╭─ DATASET RECORDS

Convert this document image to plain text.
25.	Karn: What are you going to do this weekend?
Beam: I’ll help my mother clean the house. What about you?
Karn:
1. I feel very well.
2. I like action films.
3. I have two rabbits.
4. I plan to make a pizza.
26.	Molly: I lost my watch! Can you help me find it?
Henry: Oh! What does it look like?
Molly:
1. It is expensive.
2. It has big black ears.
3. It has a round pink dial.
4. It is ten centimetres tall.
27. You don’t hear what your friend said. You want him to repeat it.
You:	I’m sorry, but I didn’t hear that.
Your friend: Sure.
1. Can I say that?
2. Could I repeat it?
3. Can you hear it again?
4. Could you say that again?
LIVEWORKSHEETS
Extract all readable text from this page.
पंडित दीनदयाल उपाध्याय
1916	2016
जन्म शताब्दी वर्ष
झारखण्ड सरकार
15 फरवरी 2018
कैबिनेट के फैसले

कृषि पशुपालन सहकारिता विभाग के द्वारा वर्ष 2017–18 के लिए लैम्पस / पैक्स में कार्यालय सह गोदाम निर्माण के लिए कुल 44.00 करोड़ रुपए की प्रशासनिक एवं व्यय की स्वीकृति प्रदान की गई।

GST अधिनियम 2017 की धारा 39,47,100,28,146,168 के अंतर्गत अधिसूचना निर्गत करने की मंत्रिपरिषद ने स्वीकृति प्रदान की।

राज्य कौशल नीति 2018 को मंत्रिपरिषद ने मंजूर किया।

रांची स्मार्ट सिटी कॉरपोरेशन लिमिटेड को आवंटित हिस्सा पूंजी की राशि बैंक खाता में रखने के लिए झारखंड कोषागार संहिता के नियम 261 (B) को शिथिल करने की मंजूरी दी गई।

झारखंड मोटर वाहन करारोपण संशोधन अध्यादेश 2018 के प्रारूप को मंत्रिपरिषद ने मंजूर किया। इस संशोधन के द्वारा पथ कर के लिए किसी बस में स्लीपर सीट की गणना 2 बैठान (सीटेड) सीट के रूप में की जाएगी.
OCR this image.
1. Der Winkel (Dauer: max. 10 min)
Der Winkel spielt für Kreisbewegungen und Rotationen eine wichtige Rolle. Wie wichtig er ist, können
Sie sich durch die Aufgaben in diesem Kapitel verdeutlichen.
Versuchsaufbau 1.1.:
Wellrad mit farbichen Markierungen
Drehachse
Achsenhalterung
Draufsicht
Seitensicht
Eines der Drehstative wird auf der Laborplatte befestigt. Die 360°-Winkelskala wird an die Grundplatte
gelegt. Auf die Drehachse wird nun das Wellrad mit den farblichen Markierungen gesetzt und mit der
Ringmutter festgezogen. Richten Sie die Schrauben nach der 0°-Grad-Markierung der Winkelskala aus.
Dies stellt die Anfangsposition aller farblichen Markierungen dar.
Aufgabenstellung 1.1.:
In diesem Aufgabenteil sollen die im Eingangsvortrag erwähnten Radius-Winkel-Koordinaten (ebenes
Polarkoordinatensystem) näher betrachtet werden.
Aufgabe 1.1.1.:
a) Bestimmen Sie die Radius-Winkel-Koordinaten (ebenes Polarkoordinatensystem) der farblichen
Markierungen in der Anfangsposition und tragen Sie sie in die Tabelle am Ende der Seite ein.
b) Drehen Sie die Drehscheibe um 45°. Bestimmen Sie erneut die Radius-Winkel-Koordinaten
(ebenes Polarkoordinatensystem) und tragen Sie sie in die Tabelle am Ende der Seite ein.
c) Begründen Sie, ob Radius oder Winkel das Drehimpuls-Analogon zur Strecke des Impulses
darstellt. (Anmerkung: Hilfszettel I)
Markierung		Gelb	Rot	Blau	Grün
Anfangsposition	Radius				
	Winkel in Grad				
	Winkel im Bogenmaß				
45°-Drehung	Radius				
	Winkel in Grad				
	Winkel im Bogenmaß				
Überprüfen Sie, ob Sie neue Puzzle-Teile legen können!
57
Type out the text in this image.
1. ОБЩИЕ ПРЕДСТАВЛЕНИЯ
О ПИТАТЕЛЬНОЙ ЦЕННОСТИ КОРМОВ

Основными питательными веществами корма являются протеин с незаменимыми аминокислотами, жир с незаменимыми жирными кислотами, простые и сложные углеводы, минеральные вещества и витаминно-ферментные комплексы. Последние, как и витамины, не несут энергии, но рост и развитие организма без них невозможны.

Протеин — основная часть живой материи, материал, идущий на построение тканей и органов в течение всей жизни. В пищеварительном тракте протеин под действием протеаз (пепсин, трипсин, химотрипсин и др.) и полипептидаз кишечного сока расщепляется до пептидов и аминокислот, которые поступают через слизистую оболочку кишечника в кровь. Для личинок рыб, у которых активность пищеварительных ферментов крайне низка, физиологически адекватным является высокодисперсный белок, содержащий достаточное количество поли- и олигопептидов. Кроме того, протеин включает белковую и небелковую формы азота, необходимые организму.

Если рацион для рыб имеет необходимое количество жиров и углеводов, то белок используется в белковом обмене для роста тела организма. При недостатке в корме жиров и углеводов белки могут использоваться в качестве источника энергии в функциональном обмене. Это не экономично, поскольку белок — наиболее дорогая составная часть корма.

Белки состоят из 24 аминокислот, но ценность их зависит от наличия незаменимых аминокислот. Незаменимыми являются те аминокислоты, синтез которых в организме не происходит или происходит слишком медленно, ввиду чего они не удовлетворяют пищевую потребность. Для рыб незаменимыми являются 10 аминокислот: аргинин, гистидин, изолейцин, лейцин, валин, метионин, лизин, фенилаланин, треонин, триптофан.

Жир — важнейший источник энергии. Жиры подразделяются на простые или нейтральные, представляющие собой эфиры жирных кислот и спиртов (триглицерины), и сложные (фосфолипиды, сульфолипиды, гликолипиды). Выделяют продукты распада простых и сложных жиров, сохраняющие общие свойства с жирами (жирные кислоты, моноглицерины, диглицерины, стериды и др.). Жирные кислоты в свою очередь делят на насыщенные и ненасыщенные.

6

╰─

EXERCISE DIRECTIONS: Repeat the data verbatim.

RESULT:
Convert this document image to plain text.
25.	Karn: What are you going to do this weekend?
Beam: I’ll help my mother clean the house. What about you?
Karn:
1. I feel very well.
2. I like action films.
3. I have two rabbits.
4. I plan to make a pizza.
26.	Molly: I lost my watch! Can you help me find it?
Henry: Oh! What does it look like?
Molly:
1. It is expensive.
2. It has big black ears.
3. It has a round pink dial.
4. It is ten centimetres tall.
27. You don’t hear what your friend said. You want him to repeat it.
You:	I’m sorry, but I didn’t hear that.
Your friend: Sure.
1. Can I say that?
2. Could I repeat it?
3. Can you hear it again?
4. Could you say that again?
LIVEWORKSHEETS
Extract all readable text from this page.
पंडित दीनदयाल उपाध्याय
1916	2016
जन्म शताब्दी वर्ष
झारखण्ड सरकार
15 फरवरी 2018
कैबिनेट के फैसले

कृषि पशुपालन सहकारिता विभाग के द्वारा वर्ष 2017–18 के लिए लैम्पस / पैक्स में कार्यालय सह गोदाम निर्माण के लिए कुल 44.00 करोड़ रुपए की प्रशासनिक एवं व्यय की स्वीकृति प्रदान की गई।

GST अधिनियम 2017 की धारा 39,47,100,28,146,168 के अंतर्गत अधिसूचना निर्गत करने की मंत्रिपरिषद ने स्वीकृति प्रदान की।

राज्य कौशल नीति 2018 को मंत्रिपरिषद ने मंजूर किया।

रांची स्मार्ट सिटी कॉरपोरेशन लिमिटेड को आवंटित हिस्सा पूंजी की राशि बैंक खाता में रखने के लिए झारखंड कोषागार संहिता के नियम 261 (B) को शिथिल करने की मंजूरी दी गई।

झारखंड मोटर वाहन करारोपण संशोधन अध्यादेश 2018 के प्रारूप को मंत्रिपरिषद ने मंजूर किया। इस संशोधन के द्वारा पथ कर के लिए किसी बस में स्लीपर सीट की गणना 2 बैठान (सीटेड) सीट के रूप में की जाएगी.
OCR this image.
1. Der Winkel (Dauer: max. 10 min)
Der Winkel spielt für Kreisbewegungen und Rotationen eine wichtige Rolle. Wie wichtig er ist, können
Sie sich durch die Aufgaben in diesem Kapitel verdeutlichen.
Versuchsaufbau 1.1.:
Wellrad mit farbichen Markierungen
Drehachse
Achsenhalterung
Draufsicht
Seitensicht
Eines der Drehstative wird auf der Laborplatte befestigt. Die 360°-Winkelskala wird an die Grundplatte
gelegt. Auf die Drehachse wird nun das Wellrad mit den farblichen Markierungen gesetzt und mit der
Ringmutter festgezogen. Richten Sie die Schrauben nach der 0°-Grad-Markierung der Winkelskala aus.
Dies stellt die Anfangsposition aller farblichen Markierungen dar.
Aufgabenstellung 1.1.:
In diesem Aufgabenteil sollen die im Eingangsvortrag erwähnten Radius-Winkel-Koordinaten (ebenes
Polarkoordinatensystem) näher betrachtet werden.
Aufgabe 1.1.1.:
a) Bestimmen Sie die Radius-Winkel-Koordinaten (ebenes Polarkoordinatensystem) der farblichen
Markierungen in der Anfangsposition und tragen Sie sie in die Tabelle am Ende der Seite ein.
b) Drehen Sie die Drehscheibe um 45°. Bestimmen Sie erneut die Radius-Winkel-Koordinaten
(ebenes Polarkoordinatensystem) und tragen Sie sie in die Tabelle am Ende der Seite ein.
c) Begründen Sie, ob Radius oder Winkel das Drehimpuls-Analogon zur Strecke des Impulses
darstellt. (Anmerkung: Hilfszettel I)
Markierung		Gelb	Rot	Blau	Grün
Anfangsposition	Radius				
	Winkel in Grad				
	Winkel im Bogenmaß				
45°-Drehung	Radius				
	Winkel in Grad				
	Winkel im Bogenmaß				
Überprüfen Sie, ob Sie neue Puzzle-Teile legen können!
57
Type out the text in this image.
1. ОБЩИЕ ПРЕДСТАВЛЕНИЯ
О ПИТАТЕЛЬНОЙ ЦЕННОСТИ КОРМОВ

Основными питательными веществами корма являются протеин с незаменимыми аминокислотами, жир с незаменимыми жирными кислотами, простые и сложные углеводы, минеральные вещества и витаминно-ферментные комплексы. Последние, как и витамины, не несут энергии, но рост и развитие организма без них невозможны.

Протеин — основная часть живой материи, материал, идущий на построение тканей и органов в течение всей жизни. В пищеварительном тракте протеин под действием протеаз (пепсин, трипсин, химотрипсин и др.) и полипептидаз кишечного сока расщепляется до пептидов и аминокислот, которые поступают через слизистую оболочку кишечника в кровь. Для личинок рыб, у которых активность пищеварительных ферментов крайне низка, физиологически адекватным является высокодисперсный белок, содержащий достаточное количество поли- и олигопептидов. Кроме того, протеин включает белковую и небелковую формы азота, необходимые организму.

Если рацион для рыб имеет необходимое количество жиров и углеводов, то белок используется в белковом обмене для роста тела организма. При недостатке в корме жиров и углеводов белки могут использоваться в качестве источника энергии в функциональном обмене. Это не экономично, поскольку белок — наиболее дорогая составная часть корма.

Белки состоят из 24 аминокислот, но ценность их зависит от наличия незаменимых аминокислот. Незаменимыми являются те аминокислоты, синтез которых в организме не происходит или происходит слишком медленно, ввиду чего они не удовлетворяют пищевую потребность. Для рыб незаменимыми являются 10 аминокислот: аргинин, гистидин, изолейцин, лейцин, валин, метионин, лизин, фенилаланин, треонин, триптофан.

Жир — важнейший источник энергии. Жиры подразделяются на простые или нейтральные, представляющие собой эфиры жирных кислот и спиртов (триглицерины), и сложные (фосфолипиды, сульфолипиды, гликолипиды). Выделяют продукты распада простых и сложных жиров, сохраняющие общие свойства с жирами (жирные кислоты, моноглицерины, диглицерины, стериды и др.). Жирные кислоты в свою очередь делят на насыщенные и ненасыщенные.

6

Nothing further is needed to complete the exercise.